## TASK GOAL
Return all of the entries exactly as written.

## STORED DATA
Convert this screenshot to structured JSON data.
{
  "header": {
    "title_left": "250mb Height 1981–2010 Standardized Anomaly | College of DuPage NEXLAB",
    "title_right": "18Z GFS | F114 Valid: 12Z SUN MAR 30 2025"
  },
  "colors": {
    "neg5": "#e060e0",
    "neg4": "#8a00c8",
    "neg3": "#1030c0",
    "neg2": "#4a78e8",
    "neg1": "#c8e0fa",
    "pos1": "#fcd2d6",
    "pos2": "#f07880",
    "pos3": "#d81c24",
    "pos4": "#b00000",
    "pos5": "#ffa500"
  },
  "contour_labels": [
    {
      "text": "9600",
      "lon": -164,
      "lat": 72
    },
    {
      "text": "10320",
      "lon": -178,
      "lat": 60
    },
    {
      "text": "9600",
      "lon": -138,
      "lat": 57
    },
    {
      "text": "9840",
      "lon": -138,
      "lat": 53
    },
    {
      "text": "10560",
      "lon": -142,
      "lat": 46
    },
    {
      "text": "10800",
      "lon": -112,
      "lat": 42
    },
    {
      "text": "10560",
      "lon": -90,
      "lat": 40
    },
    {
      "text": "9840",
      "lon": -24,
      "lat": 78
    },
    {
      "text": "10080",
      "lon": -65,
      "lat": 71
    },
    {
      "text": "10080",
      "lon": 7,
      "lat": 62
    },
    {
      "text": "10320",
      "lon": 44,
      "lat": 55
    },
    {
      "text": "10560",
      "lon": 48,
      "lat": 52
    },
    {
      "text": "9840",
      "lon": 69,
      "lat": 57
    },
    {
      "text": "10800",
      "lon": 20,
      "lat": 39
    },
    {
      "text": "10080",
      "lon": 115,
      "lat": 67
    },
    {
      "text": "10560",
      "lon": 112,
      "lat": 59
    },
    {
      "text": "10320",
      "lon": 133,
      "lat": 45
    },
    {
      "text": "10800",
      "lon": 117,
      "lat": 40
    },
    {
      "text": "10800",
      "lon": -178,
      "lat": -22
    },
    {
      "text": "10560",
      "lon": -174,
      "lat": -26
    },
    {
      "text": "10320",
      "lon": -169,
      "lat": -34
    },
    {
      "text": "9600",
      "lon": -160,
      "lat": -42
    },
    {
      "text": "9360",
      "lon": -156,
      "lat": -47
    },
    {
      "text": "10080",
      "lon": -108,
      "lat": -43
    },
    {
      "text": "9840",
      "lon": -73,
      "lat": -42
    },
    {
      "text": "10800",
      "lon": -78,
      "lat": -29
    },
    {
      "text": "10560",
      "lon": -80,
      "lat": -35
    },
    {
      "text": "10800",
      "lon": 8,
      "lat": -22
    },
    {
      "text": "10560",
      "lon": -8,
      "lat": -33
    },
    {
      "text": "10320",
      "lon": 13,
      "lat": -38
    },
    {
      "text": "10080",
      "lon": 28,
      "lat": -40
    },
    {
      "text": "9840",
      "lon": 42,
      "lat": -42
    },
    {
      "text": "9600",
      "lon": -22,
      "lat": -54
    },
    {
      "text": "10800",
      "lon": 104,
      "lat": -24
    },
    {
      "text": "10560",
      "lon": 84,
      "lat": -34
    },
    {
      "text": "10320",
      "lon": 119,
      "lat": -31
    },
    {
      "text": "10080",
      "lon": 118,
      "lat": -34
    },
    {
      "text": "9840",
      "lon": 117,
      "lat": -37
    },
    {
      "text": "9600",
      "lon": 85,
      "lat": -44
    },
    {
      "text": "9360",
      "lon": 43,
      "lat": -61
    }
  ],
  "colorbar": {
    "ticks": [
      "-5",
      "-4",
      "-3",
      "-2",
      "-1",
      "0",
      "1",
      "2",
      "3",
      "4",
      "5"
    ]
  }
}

## PROBLEM SOLUTION
Convert this screenshot to structured JSON data.
{
  "header": {
    "title_left": "250mb Height 1981–2010 Standardized Anomaly | College of DuPage NEXLAB",
    "title_right": "18Z GFS | F114 Valid: 12Z SUN MAR 30 2025"
  },
  "colors": {
    "neg5": "#e060e0",
    "neg4": "#8a00c8",
    "neg3": "#1030c0",
    "neg2": "#4a78e8",
    "neg1": "#c8e0fa",
    "pos1": "#fcd2d6",
    "pos2": "#f07880",
    "pos3": "#d81c24",
    "pos4": "#b00000",
    "pos5": "#ffa500"
  },
  "contour_labels": [
    {
      "text": "9600",
      "lon": -164,
      "lat": 72
    },
    {
      "text": "10320",
      "lon": -178,
      "lat": 60
    },
    {
      "text": "9600",
      "lon": -138,
      "lat": 57
    },
    {
      "text": "9840",
      "lon": -138,
      "lat": 53
    },
    {
      "text": "10560",
      "lon": -142,
      "lat": 46
    },
    {
      "text": "10800",
      "lon": -112,
      "lat": 42
    },
    {
      "text": "10560",
      "lon": -90,
      "lat": 40
    },
    {
      "text": "9840",
      "lon": -24,
      "lat": 78
    },
    {
      "text": "10080",
      "lon": -65,
      "lat": 71
    },
    {
      "text": "10080",
      "lon": 7,
      "lat": 62
    },
    {
      "text": "10320",
      "lon": 44,
      "lat": 55
    },
    {
      "text": "10560",
      "lon": 48,
      "lat": 52
    },
    {
      "text": "9840",
      "lon": 69,
      "lat": 57
    },
    {
      "text": "10800",
      "lon": 20,
      "lat": 39
    },
    {
      "text": "10080",
      "lon": 115,
      "lat": 67
    },
    {
      "text": "10560",
      "lon": 112,
      "lat": 59
    },
    {
      "text": "10320",
      "lon": 133,
      "lat": 45
    },
    {
      "text": "10800",
      "lon": 117,
      "lat": 40
    },
    {
      "text": "10800",
      "lon": -178,
      "lat": -22
    },
    {
      "text": "10560",
      "lon": -174,
      "lat": -26
    },
    {
      "text": "10320",
      "lon": -169,
      "lat": -34
    },
    {
      "text": "9600",
      "lon": -160,
      "lat": -42
    },
    {
      "text": "9360",
      "lon": -156,
      "lat": -47
    },
    {
      "text": "10080",
      "lon": -108,
      "lat": -43
    },
    {
      "text": "9840",
      "lon": -73,
      "lat": -42
    },
    {
      "text": "10800",
      "lon": -78,
      "lat": -29
    },
    {
      "text": "10560",
      "lon": -80,
      "lat": -35
    },
    {
      "text": "10800",
      "lon": 8,
      "lat": -22
    },
    {
      "text": "10560",
      "lon": -8,
      "lat": -33
    },
    {
      "text": "10320",
      "lon": 13,
      "lat": -38
    },
    {
      "text": "10080",
      "lon": 28,
      "lat": -40
    },
    {
      "text": "9840",
      "lon": 42,
      "lat": -42
    },
    {
      "text": "9600",
      "lon": -22,
      "lat": -54
    },
    {
      "text": "10800",
      "lon": 104,
      "lat": -24
    },
    {
      "text": "10560",
      "lon": 84,
      "lat": -34
    },
    {
      "text": "10320",
      "lon": 119,
      "lat": -31
    },
    {
      "text": "10080",
      "lon": 118,
      "lat": -34
    },
    {
      "text": "9840",
      "lon": 117,
      "lat": -37
    },
    {
      "text": "9600",
      "lon": 85,
      "lat": -44
    },
    {
      "text": "9360",
      "lon": 43,
      "lat": -61
    }
  ],
  "colorbar": {
    "ticks": [
      "-5",
      "-4",
      "-3",
      "-2",
      "-1",
      "0",
      "1",
      "2",
      "3",
      "4",
      "5"
    ]
  }
}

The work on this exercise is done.